_Written request:_ Rewrite the records starting at the line containing "legend-g-2T-den: fs² [57,105,67,116]" and ending at the line containing "legend-chi-T2-label: χ(f, T/2)", replacing "x-tick-label" with "x-axis-tick" and changing nothing else.
>> BEGIN Data excerpts
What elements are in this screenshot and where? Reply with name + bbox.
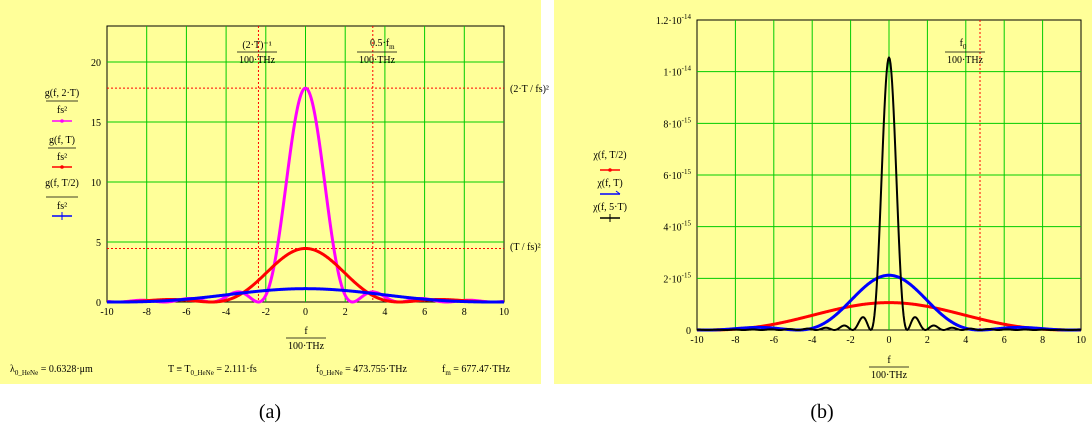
legend-g-2T-den: fs² [57,105,67,116]
marker-half-fm-unit: 100·THz [359,55,396,66]
x-tick-label: 0 [303,307,308,318]
y-tick-label: 15 [91,118,101,129]
x-tick-label: -4 [222,307,230,318]
legend-chi-T2-label: χ(f, T/2) [592,150,626,161]
legend-chi-5T-label: χ(f, 5·T) [592,202,627,213]
x-tick-label: -6 [182,307,190,318]
x-tick-label: 6 [1002,335,1007,346]
panel-b-x-label-unit: 100·THz [871,370,908,381]
panel-b-y-legend: χ(f, T/2) χ(f, T) χ(f, 5·T) [592,150,627,222]
x-tick-label: -8 [143,307,151,318]
x-tick-label: -10 [690,335,703,346]
legend-g-2T-num: g(f, 2·T) [45,88,79,99]
x-tick-label: 6 [422,307,427,318]
x-tick-label: -2 [262,307,270,318]
x-tick-label: 10 [499,307,509,318]
caption-a: (a) [259,401,281,423]
x-tick-label: 4 [382,307,387,318]
y-tick-label: 5 [96,238,101,249]
legend-chi-T-label: χ(f, T) [596,178,622,189]
y-tick-label: 0 [96,298,101,309]
y-tick-label: 10 [91,178,101,189]
x-tick-label: -8 [731,335,739,346]
x-tick-label: 8 [1040,335,1045,346]
x-tick-label: -10 [100,307,113,318]
x-tick-label: 10 [1076,335,1086,346]
x-tick-label: 4 [963,335,968,346]
x-tick-label: 2 [925,335,930,346]
marker-2T-inverse-unit: 100·THz [239,55,276,66]
caption-b: (b) [810,401,833,423]
marker-2T-over-fs-squared: (2·T / fs)² [510,84,549,95]
legend-g-T2-num: g(f, T/2) [45,178,79,189]
x-tick-label: 8 [462,307,467,318]
x-tick-label: -4 [808,335,816,346]
x-tick-label: 2 [343,307,348,318]
legend-g-T-num: g(f, T) [49,135,75,146]
legend-g-T2-den: fs² [57,201,67,212]
y-tick-label: 0 [686,326,691,337]
marker-T-over-fs-squared: (T / fs)² [510,242,541,253]
marker-f0-unit: 100·THz [947,55,984,66]
x-tick-label: 0 [887,335,892,346]
marker-2T-inverse: (2·T)⁻¹ [242,40,271,51]
panel-a-x-label-unit: 100·THz [288,341,325,352]
x-tick-label: -6 [770,335,778,346]
x-tick-label: -2 [846,335,854,346]
legend-g-T-den: fs² [57,152,67,163]
y-tick-label: 20 [91,58,101,69]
>> END Data excerpts
_Solution to this exercise:_
legend-g-2T-den: fs² [57,105,67,116]
marker-half-fm-unit: 100·THz [359,55,396,66]
x-axis-tick: 0 [303,307,308,318]
y-tick-label: 15 [91,118,101,129]
x-axis-tick: -4 [222,307,230,318]
legend-chi-T2-label: χ(f, T/2) [592,150,626,161]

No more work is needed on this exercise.